> **TASK DESCRIPTION**
Reproduce the records that follow in full, excluding any picture they contain.

>>>

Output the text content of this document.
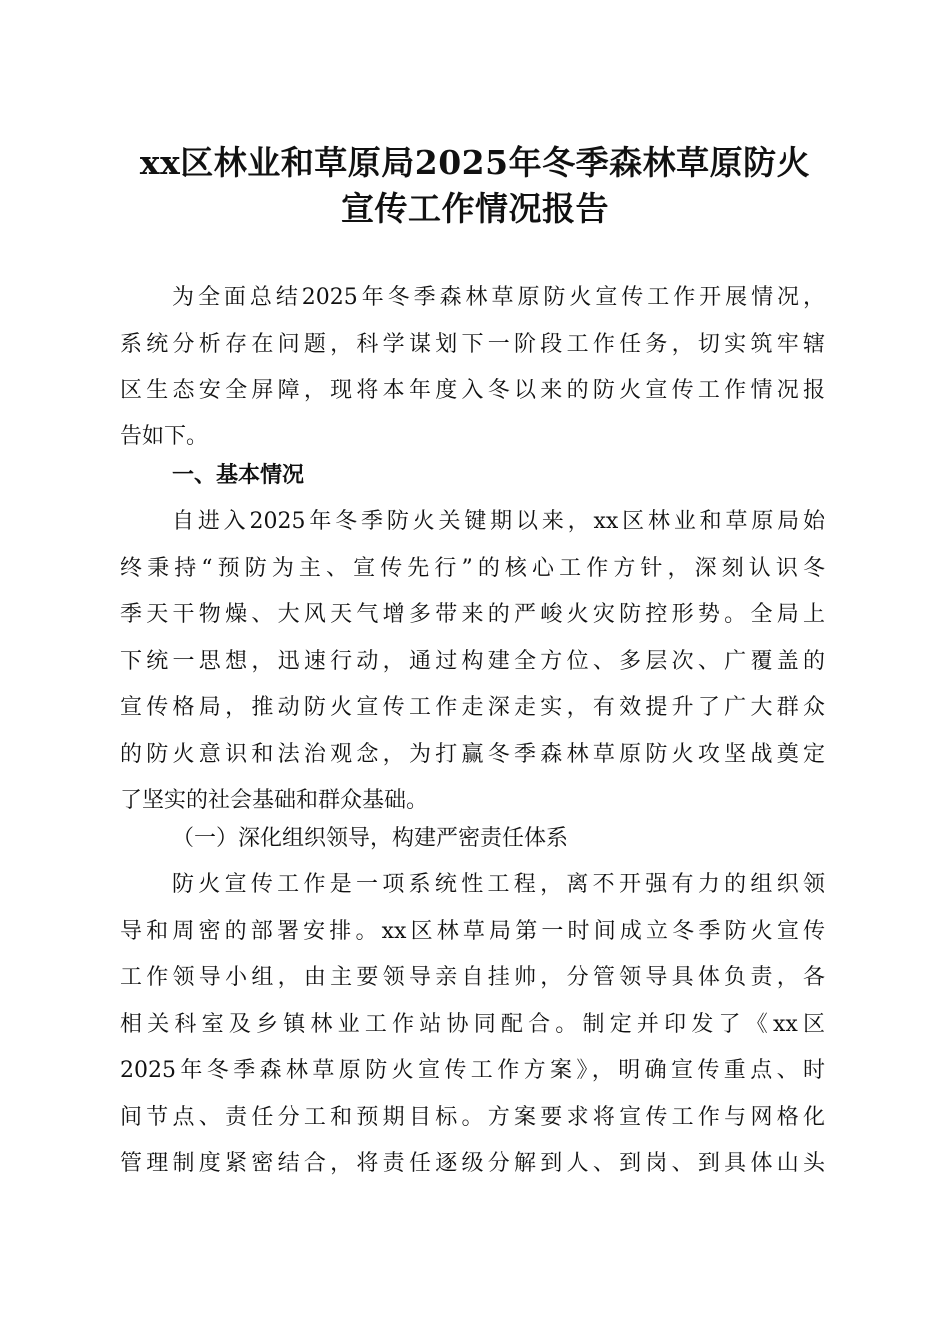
xx区林业和草原局2025年冬季森林草原防火
宣传工作情况报告
为全面总结2025年冬季森林草原防火宣传工作开展情况，
系统分析存在问题，科学谋划下一阶段工作任务，切实筑牢辖
区生态安全屏障，现将本年度入冬以来的防火宣传工作情况报
告如下。
一、基本情况
自进入2025年冬季防火关键期以来，xx区林业和草原局始
终秉持“预防为主、宣传先行”的核心工作方针，深刻认识冬
季天干物燥、大风天气增多带来的严峻火灾防控形势。全局上
下统一思想，迅速行动，通过构建全方位、多层次、广覆盖的
宣传格局，推动防火宣传工作走深走实，有效提升了广大群众
的防火意识和法治观念，为打赢冬季森林草原防火攻坚战奠定
了坚实的社会基础和群众基础。
（一）深化组织领导，构建严密责任体系
防火宣传工作是一项系统性工程，离不开强有力的组织领
导和周密的部署安排。xx区林草局第一时间成立冬季防火宣传
工作领导小组，由主要领导亲自挂帅，分管领导具体负责，各
相关科室及乡镇林业工作站协同配合。制定并印发了《xx区
2025年冬季森林草原防火宣传工作方案》，明确宣传重点、时
间节点、责任分工和预期目标。方案要求将宣传工作与网格化
管理制度紧密结合，将责任逐级分解到人、到岗、到具体山头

<<<

> **SOLUTION BELOW**
Output the text content of this document.
xx区林业和草原局2025年冬季森林草原防火
宣传工作情况报告
为全面总结2025年冬季森林草原防火宣传工作开展情况，
系统分析存在问题，科学谋划下一阶段工作任务，切实筑牢辖
区生态安全屏障，现将本年度入冬以来的防火宣传工作情况报
告如下。
一、基本情况
自进入2025年冬季防火关键期以来，xx区林业和草原局始
终秉持“预防为主、宣传先行”的核心工作方针，深刻认识冬
季天干物燥、大风天气增多带来的严峻火灾防控形势。全局上
下统一思想，迅速行动，通过构建全方位、多层次、广覆盖的
宣传格局，推动防火宣传工作走深走实，有效提升了广大群众
的防火意识和法治观念，为打赢冬季森林草原防火攻坚战奠定
了坚实的社会基础和群众基础。
（一）深化组织领导，构建严密责任体系
防火宣传工作是一项系统性工程，离不开强有力的组织领
导和周密的部署安排。xx区林草局第一时间成立冬季防火宣传
工作领导小组，由主要领导亲自挂帅，分管领导具体负责，各
相关科室及乡镇林业工作站协同配合。制定并印发了《xx区
2025年冬季森林草原防火宣传工作方案》，明确宣传重点、时
间节点、责任分工和预期目标。方案要求将宣传工作与网格化
管理制度紧密结合，将责任逐级分解到人、到岗、到具体山头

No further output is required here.